TASK GOAL :: Every entry must be echoed exactly.

[A run of records]

• • • • •

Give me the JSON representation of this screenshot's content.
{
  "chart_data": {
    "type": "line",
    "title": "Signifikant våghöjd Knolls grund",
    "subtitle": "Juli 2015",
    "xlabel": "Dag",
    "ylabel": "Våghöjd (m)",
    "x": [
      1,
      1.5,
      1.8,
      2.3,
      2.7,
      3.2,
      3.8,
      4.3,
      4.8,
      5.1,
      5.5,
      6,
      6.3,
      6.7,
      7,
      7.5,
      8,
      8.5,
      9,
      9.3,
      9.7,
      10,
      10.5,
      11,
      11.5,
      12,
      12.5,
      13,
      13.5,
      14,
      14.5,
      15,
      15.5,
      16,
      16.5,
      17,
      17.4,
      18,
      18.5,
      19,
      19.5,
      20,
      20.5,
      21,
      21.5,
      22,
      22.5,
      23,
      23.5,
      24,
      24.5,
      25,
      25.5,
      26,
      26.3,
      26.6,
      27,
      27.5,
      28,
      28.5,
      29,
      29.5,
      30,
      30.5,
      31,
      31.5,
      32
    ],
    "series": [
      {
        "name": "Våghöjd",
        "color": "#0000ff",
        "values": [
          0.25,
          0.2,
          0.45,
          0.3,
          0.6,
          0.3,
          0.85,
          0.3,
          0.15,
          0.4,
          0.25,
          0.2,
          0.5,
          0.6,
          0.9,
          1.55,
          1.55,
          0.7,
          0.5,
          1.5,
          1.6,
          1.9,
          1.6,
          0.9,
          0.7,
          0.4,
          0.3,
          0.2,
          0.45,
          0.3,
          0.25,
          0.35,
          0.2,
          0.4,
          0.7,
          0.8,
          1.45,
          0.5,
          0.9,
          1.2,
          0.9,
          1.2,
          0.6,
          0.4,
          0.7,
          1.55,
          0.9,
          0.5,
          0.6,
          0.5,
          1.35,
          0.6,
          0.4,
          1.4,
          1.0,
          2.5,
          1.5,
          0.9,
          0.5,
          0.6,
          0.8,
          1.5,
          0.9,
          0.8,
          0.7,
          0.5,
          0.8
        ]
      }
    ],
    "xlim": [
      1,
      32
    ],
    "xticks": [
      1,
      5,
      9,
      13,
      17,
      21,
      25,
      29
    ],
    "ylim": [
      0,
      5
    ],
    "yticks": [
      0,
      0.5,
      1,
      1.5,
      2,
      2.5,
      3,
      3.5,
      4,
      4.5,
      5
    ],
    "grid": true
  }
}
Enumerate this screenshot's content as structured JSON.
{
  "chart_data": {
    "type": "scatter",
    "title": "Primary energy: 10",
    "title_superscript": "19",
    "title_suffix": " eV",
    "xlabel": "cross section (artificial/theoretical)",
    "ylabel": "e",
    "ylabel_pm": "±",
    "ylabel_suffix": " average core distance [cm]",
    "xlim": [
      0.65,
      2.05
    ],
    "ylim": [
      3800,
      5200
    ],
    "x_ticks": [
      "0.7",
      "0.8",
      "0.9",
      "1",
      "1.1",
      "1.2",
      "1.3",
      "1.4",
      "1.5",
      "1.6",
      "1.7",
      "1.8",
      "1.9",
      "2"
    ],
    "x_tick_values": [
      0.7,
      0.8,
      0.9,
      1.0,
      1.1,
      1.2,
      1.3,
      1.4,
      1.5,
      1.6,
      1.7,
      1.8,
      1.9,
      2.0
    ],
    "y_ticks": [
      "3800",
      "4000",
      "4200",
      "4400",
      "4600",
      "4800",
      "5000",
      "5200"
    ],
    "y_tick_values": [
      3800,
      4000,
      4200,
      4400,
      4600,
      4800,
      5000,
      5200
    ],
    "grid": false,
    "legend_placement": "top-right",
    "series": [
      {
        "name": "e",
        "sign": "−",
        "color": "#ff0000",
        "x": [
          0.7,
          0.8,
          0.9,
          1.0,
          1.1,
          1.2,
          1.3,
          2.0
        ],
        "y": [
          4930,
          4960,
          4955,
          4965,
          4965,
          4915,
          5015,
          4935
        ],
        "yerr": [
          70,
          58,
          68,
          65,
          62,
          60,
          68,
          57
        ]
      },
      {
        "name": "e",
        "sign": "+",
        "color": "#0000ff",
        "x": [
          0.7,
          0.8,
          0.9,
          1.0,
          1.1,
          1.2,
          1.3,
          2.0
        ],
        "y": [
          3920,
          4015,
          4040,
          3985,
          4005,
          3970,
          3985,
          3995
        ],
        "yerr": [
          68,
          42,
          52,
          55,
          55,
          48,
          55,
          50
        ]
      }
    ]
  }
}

• • • • •

THE ANSWER ::
Give me the JSON representation of this screenshot's content.
{
  "chart_data": {
    "type": "line",
    "title": "Signifikant våghöjd Knolls grund",
    "subtitle": "Juli 2015",
    "xlabel": "Dag",
    "ylabel": "Våghöjd (m)",
    "x": [
      1,
      1.5,
      1.8,
      2.3,
      2.7,
      3.2,
      3.8,
      4.3,
      4.8,
      5.1,
      5.5,
      6,
      6.3,
      6.7,
      7,
      7.5,
      8,
      8.5,
      9,
      9.3,
      9.7,
      10,
      10.5,
      11,
      11.5,
      12,
      12.5,
      13,
      13.5,
      14,
      14.5,
      15,
      15.5,
      16,
      16.5,
      17,
      17.4,
      18,
      18.5,
      19,
      19.5,
      20,
      20.5,
      21,
      21.5,
      22,
      22.5,
      23,
      23.5,
      24,
      24.5,
      25,
      25.5,
      26,
      26.3,
      26.6,
      27,
      27.5,
      28,
      28.5,
      29,
      29.5,
      30,
      30.5,
      31,
      31.5,
      32
    ],
    "series": [
      {
        "name": "Våghöjd",
        "color": "#0000ff",
        "values": [
          0.25,
          0.2,
          0.45,
          0.3,
          0.6,
          0.3,
          0.85,
          0.3,
          0.15,
          0.4,
          0.25,
          0.2,
          0.5,
          0.6,
          0.9,
          1.55,
          1.55,
          0.7,
          0.5,
          1.5,
          1.6,
          1.9,
          1.6,
          0.9,
          0.7,
          0.4,
          0.3,
          0.2,
          0.45,
          0.3,
          0.25,
          0.35,
          0.2,
          0.4,
          0.7,
          0.8,
          1.45,
          0.5,
          0.9,
          1.2,
          0.9,
          1.2,
          0.6,
          0.4,
          0.7,
          1.55,
          0.9,
          0.5,
          0.6,
          0.5,
          1.35,
          0.6,
          0.4,
          1.4,
          1.0,
          2.5,
          1.5,
          0.9,
          0.5,
          0.6,
          0.8,
          1.5,
          0.9,
          0.8,
          0.7,
          0.5,
          0.8
        ]
      }
    ],
    "xlim": [
      1,
      32
    ],
    "xticks": [
      1,
      5,
      9,
      13,
      17,
      21,
      25,
      29
    ],
    "ylim": [
      0,
      5
    ],
    "yticks": [
      0,
      0.5,
      1,
      1.5,
      2,
      2.5,
      3,
      3.5,
      4,
      4.5,
      5
    ],
    "grid": true
  }
}
Enumerate this screenshot's content as structured JSON.
{
  "chart_data": {
    "type": "scatter",
    "title": "Primary energy: 10",
    "title_superscript": "19",
    "title_suffix": " eV",
    "xlabel": "cross section (artificial/theoretical)",
    "ylabel": "e",
    "ylabel_pm": "±",
    "ylabel_suffix": " average core distance [cm]",
    "xlim": [
      0.65,
      2.05
    ],
    "ylim": [
      3800,
      5200
    ],
    "x_ticks": [
      "0.7",
      "0.8",
      "0.9",
      "1",
      "1.1",
      "1.2",
      "1.3",
      "1.4",
      "1.5",
      "1.6",
      "1.7",
      "1.8",
      "1.9",
      "2"
    ],
    "x_tick_values": [
      0.7,
      0.8,
      0.9,
      1.0,
      1.1,
      1.2,
      1.3,
      1.4,
      1.5,
      1.6,
      1.7,
      1.8,
      1.9,
      2.0
    ],
    "y_ticks": [
      "3800",
      "4000",
      "4200",
      "4400",
      "4600",
      "4800",
      "5000",
      "5200"
    ],
    "y_tick_values": [
      3800,
      4000,
      4200,
      4400,
      4600,
      4800,
      5000,
      5200
    ],
    "grid": false,
    "legend_placement": "top-right",
    "series": [
      {
        "name": "e",
        "sign": "−",
        "color": "#ff0000",
        "x": [
          0.7,
          0.8,
          0.9,
          1.0,
          1.1,
          1.2,
          1.3,
          2.0
        ],
        "y": [
          4930,
          4960,
          4955,
          4965,
          4965,
          4915,
          5015,
          4935
        ],
        "yerr": [
          70,
          58,
          68,
          65,
          62,
          60,
          68,
          57
        ]
      },
      {
        "name": "e",
        "sign": "+",
        "color": "#0000ff",
        "x": [
          0.7,
          0.8,
          0.9,
          1.0,
          1.1,
          1.2,
          1.3,
          2.0
        ],
        "y": [
          3920,
          4015,
          4040,
          3985,
          4005,
          3970,
          3985,
          3995
        ],
        "yerr": [
          68,
          42,
          52,
          55,
          55,
          48,
          55,
          50
        ]
      }
    ]
  }
}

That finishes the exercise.